### TASK DETAILS
Quote the entries in full, character for character, without their images.

### DATA TO PROCESS
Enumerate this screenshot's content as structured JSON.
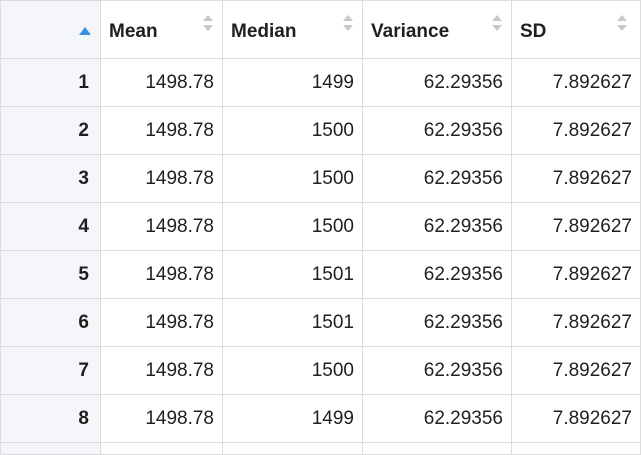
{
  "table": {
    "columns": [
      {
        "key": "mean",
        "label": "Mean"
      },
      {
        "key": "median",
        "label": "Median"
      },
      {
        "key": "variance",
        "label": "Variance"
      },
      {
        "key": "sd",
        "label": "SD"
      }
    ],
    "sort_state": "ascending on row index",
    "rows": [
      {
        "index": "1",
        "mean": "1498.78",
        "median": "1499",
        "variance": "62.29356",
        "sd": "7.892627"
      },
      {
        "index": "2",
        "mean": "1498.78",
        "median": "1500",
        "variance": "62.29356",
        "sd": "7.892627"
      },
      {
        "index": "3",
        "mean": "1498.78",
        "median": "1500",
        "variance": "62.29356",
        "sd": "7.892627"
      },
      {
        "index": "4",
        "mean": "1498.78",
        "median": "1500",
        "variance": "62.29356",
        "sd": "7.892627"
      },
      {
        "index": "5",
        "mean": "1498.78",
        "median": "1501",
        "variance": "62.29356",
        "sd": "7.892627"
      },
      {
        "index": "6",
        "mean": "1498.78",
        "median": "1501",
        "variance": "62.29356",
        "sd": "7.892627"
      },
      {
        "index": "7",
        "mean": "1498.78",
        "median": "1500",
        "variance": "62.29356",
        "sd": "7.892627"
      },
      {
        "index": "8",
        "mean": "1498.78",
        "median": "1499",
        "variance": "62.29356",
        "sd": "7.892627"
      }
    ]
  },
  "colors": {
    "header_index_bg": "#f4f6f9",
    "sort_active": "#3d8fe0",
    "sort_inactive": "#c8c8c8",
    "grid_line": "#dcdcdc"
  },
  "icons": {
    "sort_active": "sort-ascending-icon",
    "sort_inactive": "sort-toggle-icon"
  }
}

### TASK ANSWER
Enumerate this screenshot's content as structured JSON.
{
  "table": {
    "columns": [
      {
        "key": "mean",
        "label": "Mean"
      },
      {
        "key": "median",
        "label": "Median"
      },
      {
        "key": "variance",
        "label": "Variance"
      },
      {
        "key": "sd",
        "label": "SD"
      }
    ],
    "sort_state": "ascending on row index",
    "rows": [
      {
        "index": "1",
        "mean": "1498.78",
        "median": "1499",
        "variance": "62.29356",
        "sd": "7.892627"
      },
      {
        "index": "2",
        "mean": "1498.78",
        "median": "1500",
        "variance": "62.29356",
        "sd": "7.892627"
      },
      {
        "index": "3",
        "mean": "1498.78",
        "median": "1500",
        "variance": "62.29356",
        "sd": "7.892627"
      },
      {
        "index": "4",
        "mean": "1498.78",
        "median": "1500",
        "variance": "62.29356",
        "sd": "7.892627"
      },
      {
        "index": "5",
        "mean": "1498.78",
        "median": "1501",
        "variance": "62.29356",
        "sd": "7.892627"
      },
      {
        "index": "6",
        "mean": "1498.78",
        "median": "1501",
        "variance": "62.29356",
        "sd": "7.892627"
      },
      {
        "index": "7",
        "mean": "1498.78",
        "median": "1500",
        "variance": "62.29356",
        "sd": "7.892627"
      },
      {
        "index": "8",
        "mean": "1498.78",
        "median": "1499",
        "variance": "62.29356",
        "sd": "7.892627"
      }
    ]
  },
  "colors": {
    "header_index_bg": "#f4f6f9",
    "sort_active": "#3d8fe0",
    "sort_inactive": "#c8c8c8",
    "grid_line": "#dcdcdc"
  },
  "icons": {
    "sort_active": "sort-ascending-icon",
    "sort_inactive": "sort-toggle-icon"
  }
}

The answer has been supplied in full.